[Your task]
Carry on writing the passage about the word "inclusive" and the Church's teaching on marriage and sexuality, starting after its final sentence.

[Document excerpt]
If the object of the term "inclusive" is the teaching of the Church on matters of marriage and sexuality, then it is quite another matter. And the meaning is quite different. It is the assimilation of this second sense to the first sense in the common sensibility of both Christians and others that is the unfortunate, and, I suspect, intended consequence of failure to distinguish between the two senses on the part of pro-gay advocates.

A first reflection, from the point of view of Christian life, arises from the moment of Baptism, the Sacrament by which a person becomes a member of the Church. The Baptismal profession of faith expresses a turning away from sin and a turning towards the person of Christ, a conversion of life. That call to a conversion of life asks those who enter the Church to live a changed life, not just at the temporal moment of Baptism but existentially in the subsequent living of the Christian life. Each individual might face that call in a different specific manner, and so the specificity of that call experienced by a person who identifies as LGBT will differ from the specificity of the call for a person who has, say, pursued a life of crime.

[Raw records]
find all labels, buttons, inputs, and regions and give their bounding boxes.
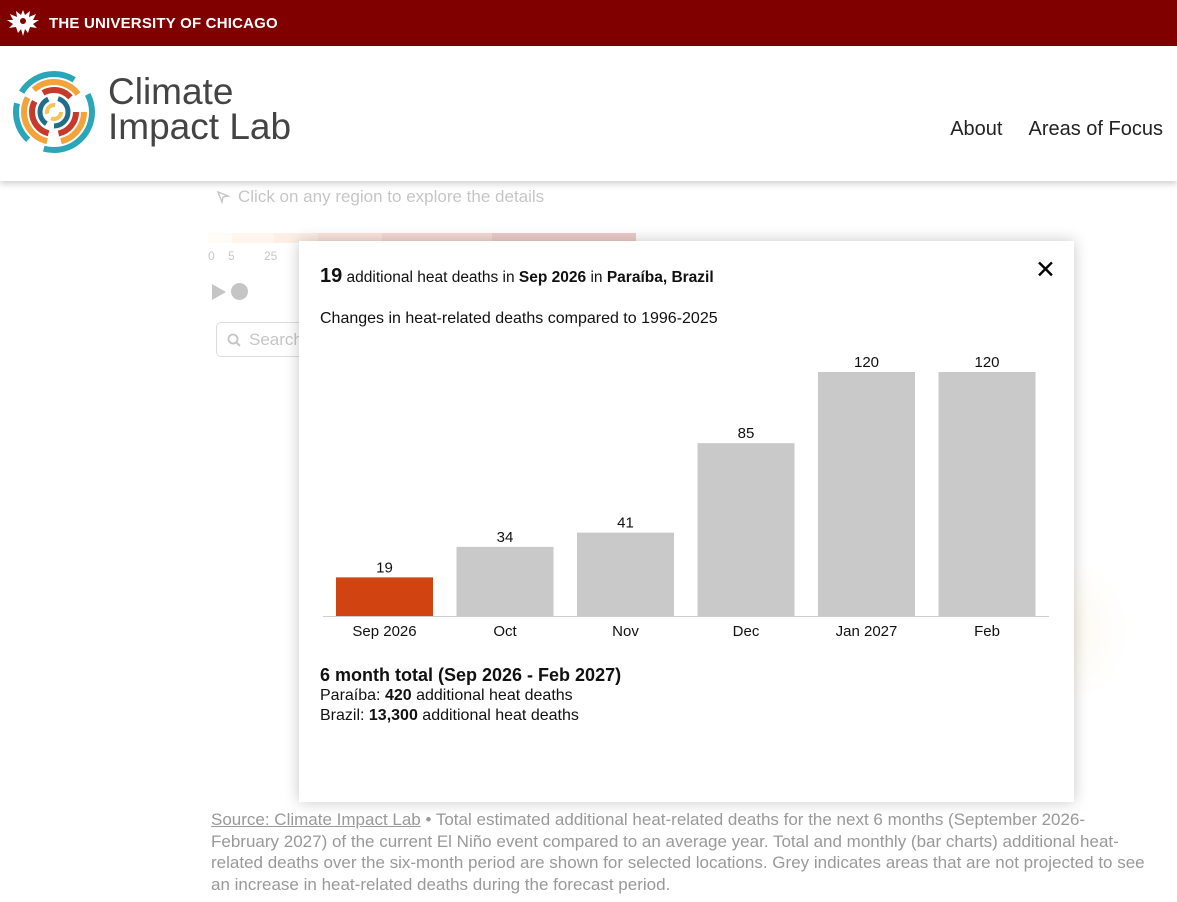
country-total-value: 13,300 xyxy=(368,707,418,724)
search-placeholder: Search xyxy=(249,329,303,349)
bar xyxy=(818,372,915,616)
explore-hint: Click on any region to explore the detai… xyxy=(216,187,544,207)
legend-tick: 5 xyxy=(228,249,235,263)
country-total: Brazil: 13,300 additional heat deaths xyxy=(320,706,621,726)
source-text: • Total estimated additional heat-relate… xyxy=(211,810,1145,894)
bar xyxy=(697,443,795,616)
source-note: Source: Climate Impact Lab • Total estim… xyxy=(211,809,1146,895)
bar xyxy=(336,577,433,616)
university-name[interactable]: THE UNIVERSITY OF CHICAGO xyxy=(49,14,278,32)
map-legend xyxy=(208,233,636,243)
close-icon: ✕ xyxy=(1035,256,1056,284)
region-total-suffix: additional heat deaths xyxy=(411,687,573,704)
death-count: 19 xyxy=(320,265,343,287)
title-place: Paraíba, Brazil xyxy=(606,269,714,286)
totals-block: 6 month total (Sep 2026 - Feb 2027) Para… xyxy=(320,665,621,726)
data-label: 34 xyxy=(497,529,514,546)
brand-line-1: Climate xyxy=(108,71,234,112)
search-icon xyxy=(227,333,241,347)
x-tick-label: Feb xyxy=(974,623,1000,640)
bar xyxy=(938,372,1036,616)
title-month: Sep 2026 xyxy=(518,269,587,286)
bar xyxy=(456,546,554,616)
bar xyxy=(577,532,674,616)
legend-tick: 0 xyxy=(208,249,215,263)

[Task output]
A second reflection arises from considering whether or not the Church should use the term "inclusive" to describe its nature. According to the Compendium of the Catechism of the Catholic Church, n.166:
The Church is catholic, that is universal, insofar as Christ is present in her: "Where there is Christ Jesus, there is the Catholic Church " (Saint Ignatius of Antioch). The Church proclaims the fullness and the totality of the faith; she bears and administers the fullness of the means of salvation; she is sent out by Christ on a mission to the whole of the human race.
This is more fully developed in the corresponding paragraphs of the Catechism of the Catholic Church, nn. 830-831:
Secondly, the Church is catholic because she has been sent out by Christ on a mission to the whole of the human race:
All men are called to belong to the new People of God. This People, therefore, while remaining one and only one, is to be spread throughout the whole world and to all ages in order that the design of God's will may be fulfilled: he made human nature one in the beginning and has decreed that all his children who were scattered should be finally gathered together as one.... the character of universality which adorns the People of God is a gift from the Lord himself whereby the Catholic Church ceaselessly and efficaciously seeks for the return of all humanity and all its goods, under Christ the Head in the unity of his Spirit.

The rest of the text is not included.